[TASK]: Read through the data and report every line in which the word "tavaraliikenne" occurs.

[TASK MATERIAL]:

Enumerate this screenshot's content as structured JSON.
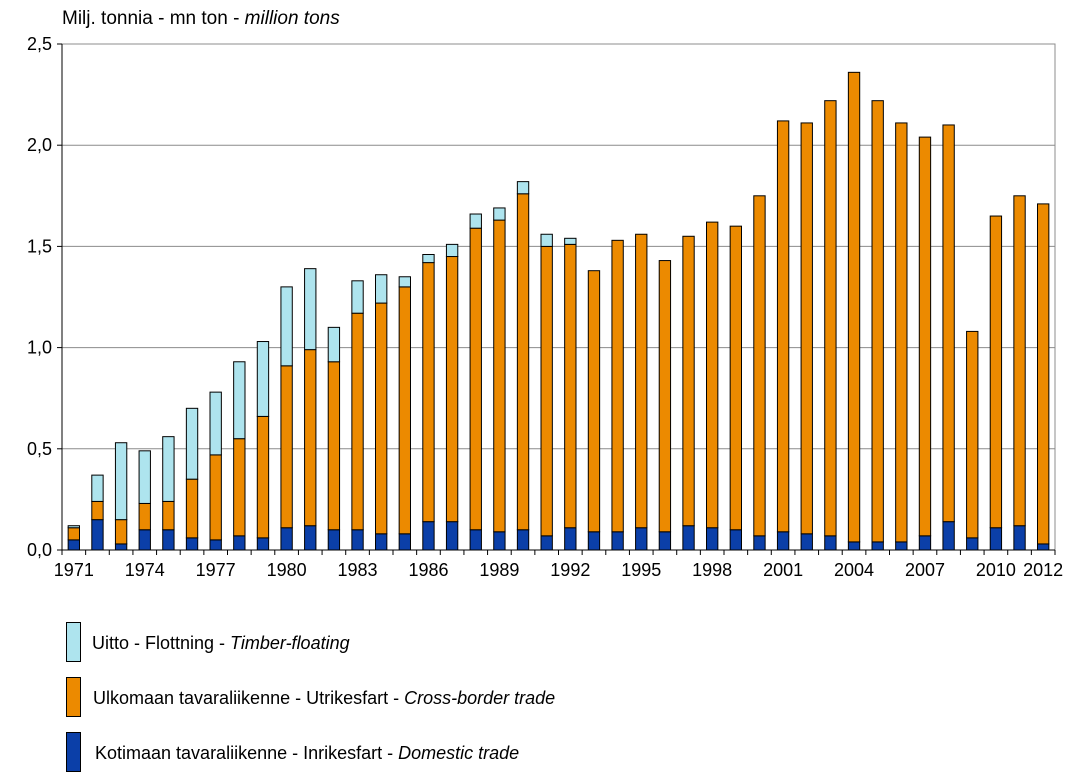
{
  "chart_data": {
    "type": "bar",
    "stacked": true,
    "unit_label": {
      "main": "Milj. tonnia - mn ton - ",
      "italic": "million tons"
    },
    "ylim": [
      0,
      2.5
    ],
    "y_ticks": [
      "0,0",
      "0,5",
      "1,0",
      "1,5",
      "2,0",
      "2,5"
    ],
    "x_tick_labels": [
      "1971",
      "1974",
      "1977",
      "1980",
      "1983",
      "1986",
      "1989",
      "1992",
      "1995",
      "1998",
      "2001",
      "2004",
      "2007",
      "2010",
      "2012"
    ],
    "grid": "horizontal",
    "legend_position": "bottom-left",
    "categories": [
      "1971",
      "1972",
      "1973",
      "1974",
      "1975",
      "1976",
      "1977",
      "1978",
      "1979",
      "1980",
      "1981",
      "1982",
      "1983",
      "1984",
      "1985",
      "1986",
      "1987",
      "1988",
      "1989",
      "1990",
      "1991",
      "1992",
      "1993",
      "1994",
      "1995",
      "1996",
      "1997",
      "1998",
      "1999",
      "2000",
      "2001",
      "2002",
      "2003",
      "2004",
      "2005",
      "2006",
      "2007",
      "2008",
      "2009",
      "2010",
      "2011",
      "2012"
    ],
    "series": [
      {
        "name": "Kotimaan tavaraliikenne - Inrikesfart - ",
        "name_italic": "Domestic trade",
        "color": "#0b3fa8",
        "values": [
          0.05,
          0.15,
          0.03,
          0.1,
          0.1,
          0.06,
          0.05,
          0.07,
          0.06,
          0.11,
          0.12,
          0.1,
          0.1,
          0.08,
          0.08,
          0.14,
          0.14,
          0.1,
          0.09,
          0.1,
          0.07,
          0.11,
          0.09,
          0.09,
          0.11,
          0.09,
          0.12,
          0.11,
          0.1,
          0.07,
          0.09,
          0.08,
          0.07,
          0.04,
          0.04,
          0.04,
          0.07,
          0.14,
          0.06,
          0.11,
          0.12,
          0.03
        ]
      },
      {
        "name": "Ulkomaan tavaraliikenne - Utrikesfart - ",
        "name_italic": "Cross-border trade",
        "color": "#ec8a00",
        "values": [
          0.06,
          0.09,
          0.12,
          0.13,
          0.14,
          0.29,
          0.42,
          0.48,
          0.6,
          0.8,
          0.87,
          0.83,
          1.07,
          1.14,
          1.22,
          1.28,
          1.31,
          1.49,
          1.54,
          1.66,
          1.43,
          1.4,
          1.29,
          1.44,
          1.45,
          1.34,
          1.43,
          1.51,
          1.5,
          1.68,
          2.03,
          2.03,
          2.15,
          2.32,
          2.18,
          2.07,
          1.97,
          1.96,
          1.02,
          1.54,
          1.63,
          1.68
        ]
      },
      {
        "name": "Uitto - Flottning - ",
        "name_italic": "Timber-floating",
        "color": "#aee4ee",
        "values": [
          0.01,
          0.13,
          0.38,
          0.26,
          0.32,
          0.35,
          0.31,
          0.38,
          0.37,
          0.39,
          0.4,
          0.17,
          0.16,
          0.14,
          0.05,
          0.04,
          0.06,
          0.07,
          0.06,
          0.06,
          0.06,
          0.03,
          0,
          0,
          0,
          0,
          0,
          0,
          0,
          0,
          0,
          0,
          0,
          0,
          0,
          0,
          0,
          0,
          0,
          0,
          0,
          0
        ]
      }
    ]
  }
}
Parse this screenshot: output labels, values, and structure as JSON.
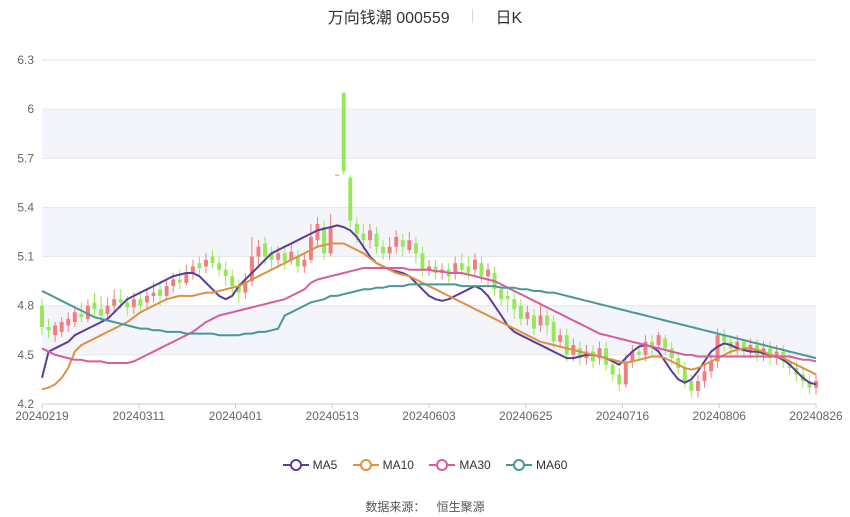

[FINISHED ANSWER]:
        "name": "Kotimaan tavaraliikenne - Inrikesfart - ",
        "name": "Ulkomaan tavaraliikenne - Utrikesfart - ",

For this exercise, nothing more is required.